WRITTEN INSTRUCTION. Continue the passage on Daniel's seventy-weeks prophecy, picking up after its final sentence.

DOCUMENT EXCERPT.
::::

The prophecy of Daniel 9:24-27 concerns the coming reign of Messiah; it has been calculated by determining the 69 ‘weeks’ as 7 year periods that the initiation of the proclamation to rebuild Jerusalem (recorded in the book of Nehemiah) until the coming of Jesus Christ perfectly fulfills that span of time (in fact by certain calculations – assuming the biblical 360 day year the issuance of the proclamation may have been EXACTLY 69 weeks off 7 years (to the day) from the proclamation of Nehemiah until Jesus rode into Jerusalem on a donkey).

These first 69 weeks are well established (at the least among Christians) to speak of the time between Jerusalem’s rebuild after the Babylonian captivity, and the coming of the Messiah.  However, there is some confusion about verse 27 which records the 70th week.  Most theologians of our day believe that this 70th week actually occurs in the future, and speaks – for much of the verse – about the antichrist.  Historically, this was not the case – that is, throughout Christian history the modern interpretation of Daniel 9:27 has NOT assumed it speaks of antichrist, however most who have been taught that todah cannot see it any other way.

In order to appropriately interpret verse 27, it must be noted what the prophecy of Daniel 9:24-27 specifically speaks of; looking at the context, this is not difficult because in verse 24 the angel Gabriel clearly declares the content of his prophecy to Daniel in verse 24.

‘Seventy weeks are determined upon thy people and upon thy holy city, to finish the transgression, and to make an end of sins, and to make reconciliation for iniquity, and to bring in everlasting righteousness, and to seal up the vision and prophecy, and to anoint the most Holy.’

Let’s break this down some: ‘Seventy weeks are determined upon THY PEOPLE, and upon THY HOLY CITY,’ here Gabriel declares specifically both what, and whom this prophecy concerns; it is regarding:

  1. Daniel’s people: the Jews
  2. Daniel’s ‘holy city’ – the sacred city of the Jews: Jerusalem.

This should be very clear because in the broader context, Daniel has just been praying for the Jews, and the restoration of Jerusalem according to Jeremiah’s prophecy in Jer 29:10-14 (& 25:11 & 12).

According to Daniel’s understanding of Jeremiah’s prophecy, 70 years of punishment had been determined upon Jerusalem during which his people would be exiled to Babylon.  Those 7 decades had now finally come to completion, so Daniel obeyed the directive given in Jeremiah’s prophecy (see Jer 29:10-14), setting himself to pray and repent for the sins of his people.

::::

Collection entries.
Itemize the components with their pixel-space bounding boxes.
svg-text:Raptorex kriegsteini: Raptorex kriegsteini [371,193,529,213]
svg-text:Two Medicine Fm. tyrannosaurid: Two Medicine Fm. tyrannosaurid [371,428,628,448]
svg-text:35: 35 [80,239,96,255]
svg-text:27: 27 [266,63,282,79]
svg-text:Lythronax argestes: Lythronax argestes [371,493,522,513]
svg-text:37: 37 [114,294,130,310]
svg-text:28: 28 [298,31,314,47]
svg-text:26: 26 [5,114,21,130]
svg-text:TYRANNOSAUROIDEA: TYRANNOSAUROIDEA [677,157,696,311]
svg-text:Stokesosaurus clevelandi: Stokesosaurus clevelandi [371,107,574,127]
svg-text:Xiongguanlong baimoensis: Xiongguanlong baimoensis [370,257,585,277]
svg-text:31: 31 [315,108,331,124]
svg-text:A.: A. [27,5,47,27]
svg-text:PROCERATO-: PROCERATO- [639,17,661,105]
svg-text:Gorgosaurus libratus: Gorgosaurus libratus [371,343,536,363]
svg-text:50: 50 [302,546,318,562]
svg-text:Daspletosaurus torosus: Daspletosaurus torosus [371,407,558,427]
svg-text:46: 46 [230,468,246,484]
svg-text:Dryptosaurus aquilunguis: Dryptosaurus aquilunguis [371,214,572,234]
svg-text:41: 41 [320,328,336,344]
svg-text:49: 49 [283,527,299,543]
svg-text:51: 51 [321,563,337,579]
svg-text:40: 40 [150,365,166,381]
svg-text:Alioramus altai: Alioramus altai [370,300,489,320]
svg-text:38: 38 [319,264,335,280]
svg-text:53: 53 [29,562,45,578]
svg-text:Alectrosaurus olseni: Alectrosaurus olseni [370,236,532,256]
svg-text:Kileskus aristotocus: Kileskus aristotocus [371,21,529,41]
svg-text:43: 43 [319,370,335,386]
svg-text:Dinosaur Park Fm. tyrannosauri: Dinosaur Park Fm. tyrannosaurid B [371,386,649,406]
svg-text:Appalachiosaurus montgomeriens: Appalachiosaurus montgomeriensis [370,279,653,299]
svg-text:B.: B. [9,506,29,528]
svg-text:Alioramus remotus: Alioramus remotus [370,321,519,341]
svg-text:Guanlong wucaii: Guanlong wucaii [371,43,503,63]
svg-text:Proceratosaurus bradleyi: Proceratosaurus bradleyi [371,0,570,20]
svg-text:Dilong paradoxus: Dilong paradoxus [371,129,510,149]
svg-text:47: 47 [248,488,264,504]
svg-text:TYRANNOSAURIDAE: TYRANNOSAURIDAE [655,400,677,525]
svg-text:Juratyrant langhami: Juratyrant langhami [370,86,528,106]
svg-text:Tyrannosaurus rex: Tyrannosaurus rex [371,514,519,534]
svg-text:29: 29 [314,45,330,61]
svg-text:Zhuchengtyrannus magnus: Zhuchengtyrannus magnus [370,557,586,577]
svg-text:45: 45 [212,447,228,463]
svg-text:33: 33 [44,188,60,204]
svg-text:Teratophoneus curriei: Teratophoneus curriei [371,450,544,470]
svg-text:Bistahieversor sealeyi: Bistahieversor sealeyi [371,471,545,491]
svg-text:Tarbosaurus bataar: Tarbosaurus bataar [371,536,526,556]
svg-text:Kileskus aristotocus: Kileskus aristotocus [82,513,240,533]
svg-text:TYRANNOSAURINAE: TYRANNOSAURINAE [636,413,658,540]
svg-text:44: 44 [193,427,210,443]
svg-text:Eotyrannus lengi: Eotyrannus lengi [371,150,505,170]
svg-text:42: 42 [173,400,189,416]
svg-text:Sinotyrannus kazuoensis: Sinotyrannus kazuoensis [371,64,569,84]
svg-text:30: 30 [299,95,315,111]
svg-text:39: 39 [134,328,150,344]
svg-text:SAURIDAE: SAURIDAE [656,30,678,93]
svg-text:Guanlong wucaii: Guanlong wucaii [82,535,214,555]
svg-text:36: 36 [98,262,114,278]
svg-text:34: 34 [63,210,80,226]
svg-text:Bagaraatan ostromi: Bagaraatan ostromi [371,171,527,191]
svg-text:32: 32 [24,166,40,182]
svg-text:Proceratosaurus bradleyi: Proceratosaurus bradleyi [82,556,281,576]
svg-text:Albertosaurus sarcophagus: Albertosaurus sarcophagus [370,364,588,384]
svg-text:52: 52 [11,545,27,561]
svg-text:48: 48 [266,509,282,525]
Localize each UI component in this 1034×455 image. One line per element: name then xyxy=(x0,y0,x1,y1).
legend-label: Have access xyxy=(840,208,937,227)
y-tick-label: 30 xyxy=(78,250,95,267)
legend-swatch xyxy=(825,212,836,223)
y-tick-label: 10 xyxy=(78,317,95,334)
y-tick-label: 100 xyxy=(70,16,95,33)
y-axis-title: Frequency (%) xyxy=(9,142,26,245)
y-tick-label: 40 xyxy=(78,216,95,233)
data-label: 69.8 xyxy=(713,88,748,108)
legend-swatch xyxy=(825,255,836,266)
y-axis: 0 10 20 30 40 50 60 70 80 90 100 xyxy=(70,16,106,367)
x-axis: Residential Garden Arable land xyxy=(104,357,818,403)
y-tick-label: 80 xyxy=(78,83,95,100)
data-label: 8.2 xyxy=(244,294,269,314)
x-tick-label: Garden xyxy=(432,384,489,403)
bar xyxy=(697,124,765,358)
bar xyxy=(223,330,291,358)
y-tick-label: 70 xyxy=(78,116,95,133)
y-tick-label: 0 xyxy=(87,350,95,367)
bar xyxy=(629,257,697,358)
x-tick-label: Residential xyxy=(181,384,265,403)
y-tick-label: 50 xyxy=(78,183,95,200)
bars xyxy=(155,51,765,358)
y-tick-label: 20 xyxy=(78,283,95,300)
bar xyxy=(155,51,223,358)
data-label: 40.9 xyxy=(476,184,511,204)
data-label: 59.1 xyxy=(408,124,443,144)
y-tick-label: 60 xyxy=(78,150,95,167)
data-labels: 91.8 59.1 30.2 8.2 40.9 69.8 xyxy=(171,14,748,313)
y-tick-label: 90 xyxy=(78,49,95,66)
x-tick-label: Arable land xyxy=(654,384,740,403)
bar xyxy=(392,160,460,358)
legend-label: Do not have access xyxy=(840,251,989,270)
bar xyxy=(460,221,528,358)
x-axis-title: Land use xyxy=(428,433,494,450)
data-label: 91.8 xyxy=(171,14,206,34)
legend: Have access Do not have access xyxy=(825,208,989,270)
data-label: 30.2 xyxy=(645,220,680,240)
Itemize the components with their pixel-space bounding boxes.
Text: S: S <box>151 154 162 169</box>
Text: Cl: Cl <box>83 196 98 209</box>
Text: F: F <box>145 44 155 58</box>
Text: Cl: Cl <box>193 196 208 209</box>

::::

THE REPLY.
It was upon Daniel’s believing, and obeying the Word of God by repenting and calling out to the Lord for salvation for his nation that Gabriel appeared and declared this prophecy to Daniel.  Daniel had understood the judgment of God upon his people, and Jerusalem to be a single70 year period (which was the correct interpretation of Jeremiah’s prophecy, which concerned the Babylonian captivity).

In this context Gabriel declares that there are yet ‘seventy weeks,’ or more accurately: ‘seventy sevens’ (the word for ‘week’ in Hebrew actually means a set of seven, not a week of days as it is understood in English) determined upon the Jews, and Jerusalem – yet these weeks, unlike Jeremiah’s week of decades, would be for the blessing, comfort, and consolation of the Jews, and Jerusalem – the coming of Messiah.

‘Seventy weeks are determined upon thy people and upon thy holy city, to finish the transgression, and to make an end of sins, and to make reconciliation for iniquity, and to bring in everlasting righteousness, and to seal up the vision and prophecy, and to anoint the most Holy.’

Not only does Gabriel declare to what and to whom this prophecy is given, but he further goes on in the verse to declare that the seventy sevens are to accomplish.  This is of the utmost importance to interpreting verse 27, because the angel clearly declares what the fullness of this timeframe is supposed to fulfill.

The completion of the seventy sevens is to fulfill these things per the angel:

  1. to finish the transgression
  2. to make an end of sins
  3. to make reconciliation for iniquity
  4. to bring in everlasting righteousness
  5. to seal up the prophecy
  6. to anoint the most Holy

As stated, it is believed that verse 27 leaves speaking of the coming Messiah, and speaks, rather of the end days.  However, according to the angel who declared this prophecy, the whole of the timeframe is for the fulfillment of the 6 above things – ALL OF WHICH ARE EXPRESSLY FULFILLED IN MESSIAH’S FIRST COMING.  Gabriel did NOT here declare that this prophecy would speak of the last days, or of the coming antichrist.  Rather, the declaration is that the sets of seven which he is about to reveal will fulfill the coming of God’s salvation, and the beginning of Messiah’s reign.  Remember, this verse is the context under which the rest of the prophecy is made.

Without going into great detail on each of these 6 things, the first three are clearly fulfilled in Jesus’ first coming.  Jesus’ death and resurrection finished transgression, made an end of sins, and made reconciliation between us and God for our iniquity.

Not only so, but the death and resurrection bring us to everlasting righteousness.  For most Christians, these first four we need not go into great detail on to show that Christ fulfilled them at His first coming, because they are the basic tenants of the Christian Gospel.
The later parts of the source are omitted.